WHAT THE TASK REQUIRES -
Copy, from the entries below, each line in which the string "JSON" appears.

LISTED RECORDS -
______________________________
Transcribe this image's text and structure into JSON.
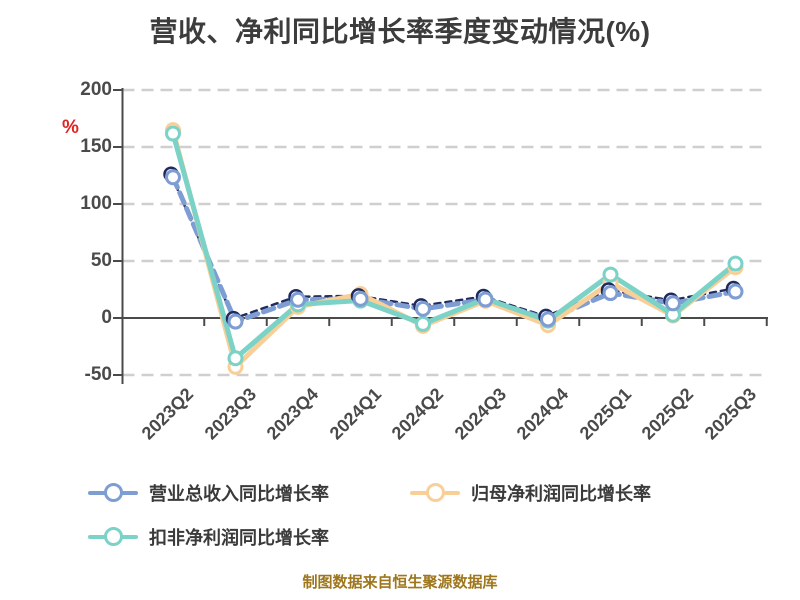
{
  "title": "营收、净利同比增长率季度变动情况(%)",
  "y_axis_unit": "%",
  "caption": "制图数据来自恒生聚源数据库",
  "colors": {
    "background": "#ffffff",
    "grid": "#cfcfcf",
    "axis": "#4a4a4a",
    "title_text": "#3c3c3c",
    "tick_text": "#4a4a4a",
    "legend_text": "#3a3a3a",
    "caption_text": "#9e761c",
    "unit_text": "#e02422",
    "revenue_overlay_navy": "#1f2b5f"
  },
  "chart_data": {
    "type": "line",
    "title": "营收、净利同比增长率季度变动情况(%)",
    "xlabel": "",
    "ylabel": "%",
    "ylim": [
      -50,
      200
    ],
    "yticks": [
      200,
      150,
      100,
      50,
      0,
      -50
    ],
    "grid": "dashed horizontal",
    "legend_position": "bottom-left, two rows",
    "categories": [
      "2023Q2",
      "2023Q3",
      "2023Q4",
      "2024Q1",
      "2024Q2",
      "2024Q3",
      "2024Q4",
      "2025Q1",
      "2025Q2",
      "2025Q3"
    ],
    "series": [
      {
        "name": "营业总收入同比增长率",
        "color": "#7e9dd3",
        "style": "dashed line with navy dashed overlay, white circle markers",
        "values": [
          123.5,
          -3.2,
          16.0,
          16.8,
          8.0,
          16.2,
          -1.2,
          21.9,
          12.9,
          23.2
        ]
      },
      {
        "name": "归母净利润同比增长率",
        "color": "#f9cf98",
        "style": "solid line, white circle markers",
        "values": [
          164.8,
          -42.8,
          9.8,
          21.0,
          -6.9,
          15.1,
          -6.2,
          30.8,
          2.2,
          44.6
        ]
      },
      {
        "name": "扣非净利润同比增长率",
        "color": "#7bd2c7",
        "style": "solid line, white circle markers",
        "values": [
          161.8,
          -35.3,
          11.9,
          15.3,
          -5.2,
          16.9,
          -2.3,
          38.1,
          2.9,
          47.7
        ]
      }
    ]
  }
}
______________________________
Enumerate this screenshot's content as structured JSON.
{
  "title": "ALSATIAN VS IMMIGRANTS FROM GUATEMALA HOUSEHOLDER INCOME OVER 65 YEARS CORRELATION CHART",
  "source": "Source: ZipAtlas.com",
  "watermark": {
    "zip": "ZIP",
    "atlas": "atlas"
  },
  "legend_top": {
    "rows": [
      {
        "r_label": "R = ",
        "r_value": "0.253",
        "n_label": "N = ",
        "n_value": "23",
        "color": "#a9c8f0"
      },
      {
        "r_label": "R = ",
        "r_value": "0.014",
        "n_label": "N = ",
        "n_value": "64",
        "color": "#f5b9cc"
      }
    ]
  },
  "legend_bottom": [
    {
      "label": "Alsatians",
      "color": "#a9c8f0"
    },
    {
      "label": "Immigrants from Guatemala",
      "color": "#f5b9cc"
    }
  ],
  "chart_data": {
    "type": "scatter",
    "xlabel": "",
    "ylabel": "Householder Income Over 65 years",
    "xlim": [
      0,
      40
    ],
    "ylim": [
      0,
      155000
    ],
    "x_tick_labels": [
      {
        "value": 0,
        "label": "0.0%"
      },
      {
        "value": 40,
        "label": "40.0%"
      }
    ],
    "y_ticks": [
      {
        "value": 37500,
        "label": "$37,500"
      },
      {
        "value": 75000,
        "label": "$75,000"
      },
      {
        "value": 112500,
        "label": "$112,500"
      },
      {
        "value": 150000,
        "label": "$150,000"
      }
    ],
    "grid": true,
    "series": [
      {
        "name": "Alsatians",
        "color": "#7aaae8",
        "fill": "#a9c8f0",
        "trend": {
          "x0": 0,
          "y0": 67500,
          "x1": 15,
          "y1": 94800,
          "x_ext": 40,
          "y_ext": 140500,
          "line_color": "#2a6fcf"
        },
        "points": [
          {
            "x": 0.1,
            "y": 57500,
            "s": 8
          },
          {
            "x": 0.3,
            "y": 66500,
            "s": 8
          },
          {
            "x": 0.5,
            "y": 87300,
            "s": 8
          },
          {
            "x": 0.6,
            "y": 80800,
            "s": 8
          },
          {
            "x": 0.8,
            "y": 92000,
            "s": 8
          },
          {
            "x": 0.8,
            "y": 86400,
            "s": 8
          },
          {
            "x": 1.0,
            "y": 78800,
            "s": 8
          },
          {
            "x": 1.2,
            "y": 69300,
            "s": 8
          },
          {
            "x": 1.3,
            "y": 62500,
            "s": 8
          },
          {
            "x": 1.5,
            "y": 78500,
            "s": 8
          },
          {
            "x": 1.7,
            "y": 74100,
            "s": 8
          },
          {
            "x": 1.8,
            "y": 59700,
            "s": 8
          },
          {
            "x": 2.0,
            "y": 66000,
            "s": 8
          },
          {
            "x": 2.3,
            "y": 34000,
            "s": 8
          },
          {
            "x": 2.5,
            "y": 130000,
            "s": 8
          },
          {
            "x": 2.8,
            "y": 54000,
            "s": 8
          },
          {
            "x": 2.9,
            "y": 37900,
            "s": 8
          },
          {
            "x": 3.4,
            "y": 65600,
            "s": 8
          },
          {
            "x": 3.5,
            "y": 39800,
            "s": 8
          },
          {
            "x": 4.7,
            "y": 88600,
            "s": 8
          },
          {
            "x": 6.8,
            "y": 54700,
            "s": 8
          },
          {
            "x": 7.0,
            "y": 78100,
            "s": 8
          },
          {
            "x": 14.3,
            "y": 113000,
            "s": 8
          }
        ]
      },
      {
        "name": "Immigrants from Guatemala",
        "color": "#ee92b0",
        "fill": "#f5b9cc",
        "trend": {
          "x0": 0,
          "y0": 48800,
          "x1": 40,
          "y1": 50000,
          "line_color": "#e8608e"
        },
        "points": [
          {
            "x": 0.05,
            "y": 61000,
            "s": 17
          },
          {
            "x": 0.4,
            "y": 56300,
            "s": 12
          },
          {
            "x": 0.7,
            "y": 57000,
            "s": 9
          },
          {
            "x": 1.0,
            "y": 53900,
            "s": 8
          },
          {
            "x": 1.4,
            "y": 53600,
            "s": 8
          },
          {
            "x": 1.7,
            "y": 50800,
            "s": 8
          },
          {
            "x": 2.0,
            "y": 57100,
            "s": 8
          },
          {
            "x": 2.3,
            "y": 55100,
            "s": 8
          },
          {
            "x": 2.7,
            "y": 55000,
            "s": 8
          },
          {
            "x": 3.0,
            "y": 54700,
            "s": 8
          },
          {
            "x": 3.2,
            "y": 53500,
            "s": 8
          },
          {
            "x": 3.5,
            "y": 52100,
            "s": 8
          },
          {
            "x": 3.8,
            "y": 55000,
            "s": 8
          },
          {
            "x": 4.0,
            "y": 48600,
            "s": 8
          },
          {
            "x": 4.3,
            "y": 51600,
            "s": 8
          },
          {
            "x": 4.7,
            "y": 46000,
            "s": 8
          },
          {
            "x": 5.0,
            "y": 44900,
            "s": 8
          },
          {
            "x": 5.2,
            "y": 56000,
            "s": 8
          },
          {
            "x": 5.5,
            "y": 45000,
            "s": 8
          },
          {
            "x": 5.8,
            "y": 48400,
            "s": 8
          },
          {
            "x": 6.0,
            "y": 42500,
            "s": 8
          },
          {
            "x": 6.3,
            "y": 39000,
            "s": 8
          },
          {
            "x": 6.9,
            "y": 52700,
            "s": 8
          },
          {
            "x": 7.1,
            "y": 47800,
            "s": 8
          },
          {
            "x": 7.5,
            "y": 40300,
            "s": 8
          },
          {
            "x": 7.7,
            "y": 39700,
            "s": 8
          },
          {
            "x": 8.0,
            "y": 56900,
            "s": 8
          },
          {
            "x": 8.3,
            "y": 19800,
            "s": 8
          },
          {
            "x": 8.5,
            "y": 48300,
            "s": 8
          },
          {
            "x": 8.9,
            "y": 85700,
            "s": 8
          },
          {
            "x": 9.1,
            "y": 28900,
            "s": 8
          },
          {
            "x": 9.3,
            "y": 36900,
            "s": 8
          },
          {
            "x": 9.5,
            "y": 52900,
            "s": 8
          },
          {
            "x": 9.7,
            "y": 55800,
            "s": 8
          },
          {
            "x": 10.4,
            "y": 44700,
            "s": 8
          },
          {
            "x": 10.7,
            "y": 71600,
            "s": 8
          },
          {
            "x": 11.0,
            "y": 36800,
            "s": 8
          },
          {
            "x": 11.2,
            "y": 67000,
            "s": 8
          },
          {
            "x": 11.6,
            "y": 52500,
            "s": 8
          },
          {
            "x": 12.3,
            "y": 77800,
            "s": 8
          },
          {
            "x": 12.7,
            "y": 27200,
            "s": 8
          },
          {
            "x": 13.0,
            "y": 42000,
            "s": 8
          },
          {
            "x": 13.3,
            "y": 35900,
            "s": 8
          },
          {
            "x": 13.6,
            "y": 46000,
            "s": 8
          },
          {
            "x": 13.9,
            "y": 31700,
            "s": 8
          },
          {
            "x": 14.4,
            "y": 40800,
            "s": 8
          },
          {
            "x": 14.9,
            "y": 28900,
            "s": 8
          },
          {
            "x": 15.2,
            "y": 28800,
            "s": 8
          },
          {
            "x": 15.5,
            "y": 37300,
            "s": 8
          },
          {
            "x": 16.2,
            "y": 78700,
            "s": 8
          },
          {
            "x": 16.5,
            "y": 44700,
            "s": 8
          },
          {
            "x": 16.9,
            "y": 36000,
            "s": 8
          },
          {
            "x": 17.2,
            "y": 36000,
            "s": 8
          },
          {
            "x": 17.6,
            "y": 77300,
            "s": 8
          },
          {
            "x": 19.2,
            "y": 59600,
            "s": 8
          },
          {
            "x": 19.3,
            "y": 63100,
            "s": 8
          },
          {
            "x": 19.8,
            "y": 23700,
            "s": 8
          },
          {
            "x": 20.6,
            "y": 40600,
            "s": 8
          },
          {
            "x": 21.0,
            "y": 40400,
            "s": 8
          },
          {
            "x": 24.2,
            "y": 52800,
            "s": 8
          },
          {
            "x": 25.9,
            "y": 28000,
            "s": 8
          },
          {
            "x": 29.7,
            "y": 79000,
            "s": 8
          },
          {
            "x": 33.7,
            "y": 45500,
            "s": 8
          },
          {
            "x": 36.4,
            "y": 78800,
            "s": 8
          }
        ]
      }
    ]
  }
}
______________________________
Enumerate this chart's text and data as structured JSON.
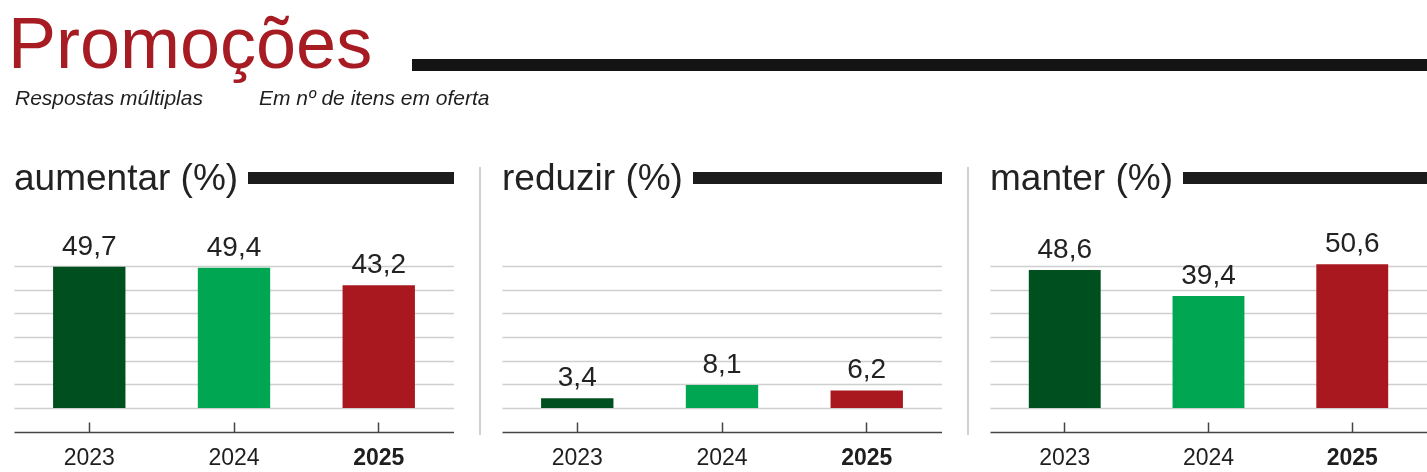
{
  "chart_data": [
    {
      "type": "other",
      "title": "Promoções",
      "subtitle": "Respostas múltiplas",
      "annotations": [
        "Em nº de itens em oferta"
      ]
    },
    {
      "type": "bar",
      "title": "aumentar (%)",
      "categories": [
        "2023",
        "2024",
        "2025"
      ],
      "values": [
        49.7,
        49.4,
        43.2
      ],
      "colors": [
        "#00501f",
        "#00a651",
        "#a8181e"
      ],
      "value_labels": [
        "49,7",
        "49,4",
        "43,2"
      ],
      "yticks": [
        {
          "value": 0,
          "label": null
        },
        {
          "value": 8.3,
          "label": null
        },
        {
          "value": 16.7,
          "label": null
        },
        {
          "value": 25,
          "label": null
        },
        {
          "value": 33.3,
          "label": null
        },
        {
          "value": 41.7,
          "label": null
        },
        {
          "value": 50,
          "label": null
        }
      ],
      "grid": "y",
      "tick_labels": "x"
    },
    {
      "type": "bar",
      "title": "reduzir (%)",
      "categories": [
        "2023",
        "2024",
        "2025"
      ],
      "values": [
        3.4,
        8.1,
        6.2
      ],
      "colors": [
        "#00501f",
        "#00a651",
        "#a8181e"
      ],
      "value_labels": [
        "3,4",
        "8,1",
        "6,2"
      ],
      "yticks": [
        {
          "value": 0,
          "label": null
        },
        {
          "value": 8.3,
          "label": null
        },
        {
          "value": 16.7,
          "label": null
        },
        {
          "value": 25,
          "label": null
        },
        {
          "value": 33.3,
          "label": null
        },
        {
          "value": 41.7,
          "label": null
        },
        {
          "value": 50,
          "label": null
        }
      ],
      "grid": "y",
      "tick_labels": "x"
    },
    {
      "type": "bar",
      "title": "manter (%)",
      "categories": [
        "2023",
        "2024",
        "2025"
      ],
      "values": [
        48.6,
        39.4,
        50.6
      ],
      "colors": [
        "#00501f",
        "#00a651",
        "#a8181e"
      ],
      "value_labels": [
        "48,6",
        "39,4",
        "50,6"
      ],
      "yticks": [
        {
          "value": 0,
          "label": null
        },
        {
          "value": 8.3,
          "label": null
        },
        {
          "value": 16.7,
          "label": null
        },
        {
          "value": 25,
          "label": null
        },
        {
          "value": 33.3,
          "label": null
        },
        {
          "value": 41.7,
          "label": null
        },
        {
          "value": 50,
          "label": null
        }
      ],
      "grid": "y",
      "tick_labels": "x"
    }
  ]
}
______________________________
WRITTEN REPLY -
Transcribe this image's text and structure into JSON.
Enumerate this screenshot's content as structured JSON.
Enumerate this chart's text and data as structured JSON.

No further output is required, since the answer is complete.